==== Information given ====

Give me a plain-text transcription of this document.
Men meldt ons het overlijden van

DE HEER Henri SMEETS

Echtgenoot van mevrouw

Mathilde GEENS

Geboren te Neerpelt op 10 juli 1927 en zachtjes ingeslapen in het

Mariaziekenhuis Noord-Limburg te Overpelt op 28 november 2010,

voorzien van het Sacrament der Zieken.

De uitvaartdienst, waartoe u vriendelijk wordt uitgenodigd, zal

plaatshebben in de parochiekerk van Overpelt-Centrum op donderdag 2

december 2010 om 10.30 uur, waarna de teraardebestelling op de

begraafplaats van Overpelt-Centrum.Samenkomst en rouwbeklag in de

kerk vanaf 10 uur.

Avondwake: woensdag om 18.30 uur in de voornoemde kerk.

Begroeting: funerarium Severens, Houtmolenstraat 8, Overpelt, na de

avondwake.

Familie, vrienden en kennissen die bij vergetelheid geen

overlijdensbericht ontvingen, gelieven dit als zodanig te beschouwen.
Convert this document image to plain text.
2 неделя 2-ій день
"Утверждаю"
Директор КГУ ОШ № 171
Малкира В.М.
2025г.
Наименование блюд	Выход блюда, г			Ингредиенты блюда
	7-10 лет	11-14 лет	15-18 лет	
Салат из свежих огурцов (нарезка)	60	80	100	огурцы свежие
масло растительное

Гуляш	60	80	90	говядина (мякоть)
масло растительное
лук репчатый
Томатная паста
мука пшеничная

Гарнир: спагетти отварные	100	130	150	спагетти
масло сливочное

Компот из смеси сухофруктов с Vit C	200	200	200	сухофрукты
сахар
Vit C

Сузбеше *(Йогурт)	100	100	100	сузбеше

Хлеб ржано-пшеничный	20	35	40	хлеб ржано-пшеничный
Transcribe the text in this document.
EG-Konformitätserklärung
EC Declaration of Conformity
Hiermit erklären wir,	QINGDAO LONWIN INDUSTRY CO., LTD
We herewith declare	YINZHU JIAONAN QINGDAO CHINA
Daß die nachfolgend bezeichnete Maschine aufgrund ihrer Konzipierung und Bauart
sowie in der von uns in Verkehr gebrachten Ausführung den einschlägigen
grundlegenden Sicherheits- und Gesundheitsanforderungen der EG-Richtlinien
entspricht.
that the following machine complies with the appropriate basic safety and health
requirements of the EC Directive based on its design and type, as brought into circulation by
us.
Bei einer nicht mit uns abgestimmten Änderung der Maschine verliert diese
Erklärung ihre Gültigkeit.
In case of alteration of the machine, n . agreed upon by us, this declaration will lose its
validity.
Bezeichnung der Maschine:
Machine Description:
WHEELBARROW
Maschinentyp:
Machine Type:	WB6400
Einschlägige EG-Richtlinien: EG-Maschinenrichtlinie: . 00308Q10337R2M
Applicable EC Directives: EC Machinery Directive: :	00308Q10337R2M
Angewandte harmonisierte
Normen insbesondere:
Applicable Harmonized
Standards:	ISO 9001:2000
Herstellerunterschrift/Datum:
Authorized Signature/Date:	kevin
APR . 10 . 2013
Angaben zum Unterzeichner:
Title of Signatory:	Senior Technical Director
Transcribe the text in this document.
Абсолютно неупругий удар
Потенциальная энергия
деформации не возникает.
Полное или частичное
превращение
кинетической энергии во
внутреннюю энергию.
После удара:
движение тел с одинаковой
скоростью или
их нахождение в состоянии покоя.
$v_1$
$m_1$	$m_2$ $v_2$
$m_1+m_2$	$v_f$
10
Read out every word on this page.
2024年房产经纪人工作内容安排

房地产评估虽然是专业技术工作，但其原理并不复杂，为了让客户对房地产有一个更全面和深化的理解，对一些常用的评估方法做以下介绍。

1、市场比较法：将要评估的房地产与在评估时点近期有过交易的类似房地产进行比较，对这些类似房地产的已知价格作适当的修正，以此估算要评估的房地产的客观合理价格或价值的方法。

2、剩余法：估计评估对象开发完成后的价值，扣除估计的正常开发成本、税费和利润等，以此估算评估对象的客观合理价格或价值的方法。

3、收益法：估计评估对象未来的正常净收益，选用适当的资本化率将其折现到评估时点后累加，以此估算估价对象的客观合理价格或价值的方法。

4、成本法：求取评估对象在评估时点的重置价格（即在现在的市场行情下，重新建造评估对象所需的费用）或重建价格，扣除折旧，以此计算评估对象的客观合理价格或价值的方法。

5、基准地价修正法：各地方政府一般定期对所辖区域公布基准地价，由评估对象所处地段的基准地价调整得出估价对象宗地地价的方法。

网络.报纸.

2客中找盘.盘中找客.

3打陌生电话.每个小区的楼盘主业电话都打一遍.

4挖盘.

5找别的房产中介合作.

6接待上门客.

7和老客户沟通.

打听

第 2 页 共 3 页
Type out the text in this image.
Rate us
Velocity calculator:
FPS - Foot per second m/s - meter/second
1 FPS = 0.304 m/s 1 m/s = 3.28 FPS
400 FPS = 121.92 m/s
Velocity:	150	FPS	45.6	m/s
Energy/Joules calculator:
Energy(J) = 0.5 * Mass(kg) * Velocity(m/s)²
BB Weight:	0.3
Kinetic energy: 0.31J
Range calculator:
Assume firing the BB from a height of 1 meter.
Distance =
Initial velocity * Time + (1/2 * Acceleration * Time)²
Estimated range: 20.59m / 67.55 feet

====

How many of these lines contain "meter"? Write only the number.

2